- **Requirements**
Find each line containing the string "Read". Copy it.

- **Records provided**
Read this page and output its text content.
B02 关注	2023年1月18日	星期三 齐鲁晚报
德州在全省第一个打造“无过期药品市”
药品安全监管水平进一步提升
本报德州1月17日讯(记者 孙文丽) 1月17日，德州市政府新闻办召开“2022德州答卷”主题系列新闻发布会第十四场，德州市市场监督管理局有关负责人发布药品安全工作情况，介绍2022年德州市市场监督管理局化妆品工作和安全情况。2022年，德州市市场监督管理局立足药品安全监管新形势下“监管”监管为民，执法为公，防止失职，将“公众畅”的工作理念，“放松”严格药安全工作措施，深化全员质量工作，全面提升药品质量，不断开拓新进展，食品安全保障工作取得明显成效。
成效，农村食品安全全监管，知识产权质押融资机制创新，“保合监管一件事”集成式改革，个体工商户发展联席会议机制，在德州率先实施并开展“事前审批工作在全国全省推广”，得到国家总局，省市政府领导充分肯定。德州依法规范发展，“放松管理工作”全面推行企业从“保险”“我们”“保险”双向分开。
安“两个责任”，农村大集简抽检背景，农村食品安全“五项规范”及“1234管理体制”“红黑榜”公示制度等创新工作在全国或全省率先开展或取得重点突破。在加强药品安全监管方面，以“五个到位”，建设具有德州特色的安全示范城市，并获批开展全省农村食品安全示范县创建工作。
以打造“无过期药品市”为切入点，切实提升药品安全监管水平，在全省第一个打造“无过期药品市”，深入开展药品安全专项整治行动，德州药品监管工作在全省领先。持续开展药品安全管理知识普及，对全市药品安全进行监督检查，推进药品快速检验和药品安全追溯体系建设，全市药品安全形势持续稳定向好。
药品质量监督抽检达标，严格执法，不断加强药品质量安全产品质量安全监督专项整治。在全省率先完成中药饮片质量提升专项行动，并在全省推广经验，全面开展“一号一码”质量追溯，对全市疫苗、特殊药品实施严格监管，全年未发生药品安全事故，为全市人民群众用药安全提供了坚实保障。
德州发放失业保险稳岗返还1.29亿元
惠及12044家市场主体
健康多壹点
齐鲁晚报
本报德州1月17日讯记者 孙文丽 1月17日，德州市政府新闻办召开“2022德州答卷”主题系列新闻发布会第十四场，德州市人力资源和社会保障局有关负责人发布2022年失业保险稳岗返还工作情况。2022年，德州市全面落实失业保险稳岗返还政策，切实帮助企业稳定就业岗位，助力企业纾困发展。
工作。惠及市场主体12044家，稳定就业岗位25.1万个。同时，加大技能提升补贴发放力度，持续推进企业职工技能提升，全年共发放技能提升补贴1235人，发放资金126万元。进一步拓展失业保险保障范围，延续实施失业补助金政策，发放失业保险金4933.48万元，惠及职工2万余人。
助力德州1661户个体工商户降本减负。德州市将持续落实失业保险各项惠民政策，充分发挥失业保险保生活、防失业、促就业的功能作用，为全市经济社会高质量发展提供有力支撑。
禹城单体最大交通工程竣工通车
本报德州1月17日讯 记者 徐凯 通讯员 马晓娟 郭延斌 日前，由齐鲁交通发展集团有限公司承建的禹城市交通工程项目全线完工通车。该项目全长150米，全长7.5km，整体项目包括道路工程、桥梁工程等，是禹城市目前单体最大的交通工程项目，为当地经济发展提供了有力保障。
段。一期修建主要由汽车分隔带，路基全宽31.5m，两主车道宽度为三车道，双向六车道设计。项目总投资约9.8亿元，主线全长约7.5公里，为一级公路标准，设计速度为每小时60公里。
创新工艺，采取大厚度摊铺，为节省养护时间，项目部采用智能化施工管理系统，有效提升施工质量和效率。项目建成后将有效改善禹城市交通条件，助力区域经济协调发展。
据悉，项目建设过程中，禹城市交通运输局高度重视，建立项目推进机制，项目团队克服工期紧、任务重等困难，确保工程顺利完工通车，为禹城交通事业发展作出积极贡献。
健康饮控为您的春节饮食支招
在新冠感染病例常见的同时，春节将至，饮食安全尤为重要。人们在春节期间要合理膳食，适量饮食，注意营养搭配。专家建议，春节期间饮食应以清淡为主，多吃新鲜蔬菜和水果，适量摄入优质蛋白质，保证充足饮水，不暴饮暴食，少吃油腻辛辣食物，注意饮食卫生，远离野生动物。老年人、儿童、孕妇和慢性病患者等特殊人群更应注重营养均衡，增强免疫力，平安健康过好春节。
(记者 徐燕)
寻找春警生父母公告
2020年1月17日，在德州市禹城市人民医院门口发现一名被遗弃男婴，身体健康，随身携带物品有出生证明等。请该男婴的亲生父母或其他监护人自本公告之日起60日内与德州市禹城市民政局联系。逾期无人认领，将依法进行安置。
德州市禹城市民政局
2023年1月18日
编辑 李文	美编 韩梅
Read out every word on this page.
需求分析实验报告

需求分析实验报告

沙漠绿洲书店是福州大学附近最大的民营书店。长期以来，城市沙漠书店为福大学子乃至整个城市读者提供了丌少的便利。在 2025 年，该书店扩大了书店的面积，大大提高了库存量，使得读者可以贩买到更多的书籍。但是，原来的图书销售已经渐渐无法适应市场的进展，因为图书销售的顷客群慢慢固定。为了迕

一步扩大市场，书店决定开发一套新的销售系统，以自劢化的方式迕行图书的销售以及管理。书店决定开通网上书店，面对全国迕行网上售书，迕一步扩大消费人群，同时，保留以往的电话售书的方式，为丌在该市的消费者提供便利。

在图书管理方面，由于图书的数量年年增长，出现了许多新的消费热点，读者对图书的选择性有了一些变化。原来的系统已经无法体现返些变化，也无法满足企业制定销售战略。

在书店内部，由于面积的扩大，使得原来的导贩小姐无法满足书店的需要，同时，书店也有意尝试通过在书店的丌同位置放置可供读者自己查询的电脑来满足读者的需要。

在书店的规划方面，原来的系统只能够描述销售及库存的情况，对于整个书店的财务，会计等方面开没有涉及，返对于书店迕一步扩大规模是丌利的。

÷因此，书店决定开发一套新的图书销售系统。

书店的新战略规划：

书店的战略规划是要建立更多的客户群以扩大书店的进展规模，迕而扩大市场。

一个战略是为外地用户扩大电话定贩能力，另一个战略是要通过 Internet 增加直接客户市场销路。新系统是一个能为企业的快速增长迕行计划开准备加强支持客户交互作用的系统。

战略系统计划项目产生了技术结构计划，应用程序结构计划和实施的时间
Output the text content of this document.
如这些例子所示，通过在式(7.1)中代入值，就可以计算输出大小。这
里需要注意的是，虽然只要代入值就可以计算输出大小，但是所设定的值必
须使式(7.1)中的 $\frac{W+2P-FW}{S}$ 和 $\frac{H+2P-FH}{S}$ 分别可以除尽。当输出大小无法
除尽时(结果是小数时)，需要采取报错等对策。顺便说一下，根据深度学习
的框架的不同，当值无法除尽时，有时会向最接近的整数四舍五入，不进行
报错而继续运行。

- **Reply to the exercise**
Read this page and output its text content.
Read out every word on this page.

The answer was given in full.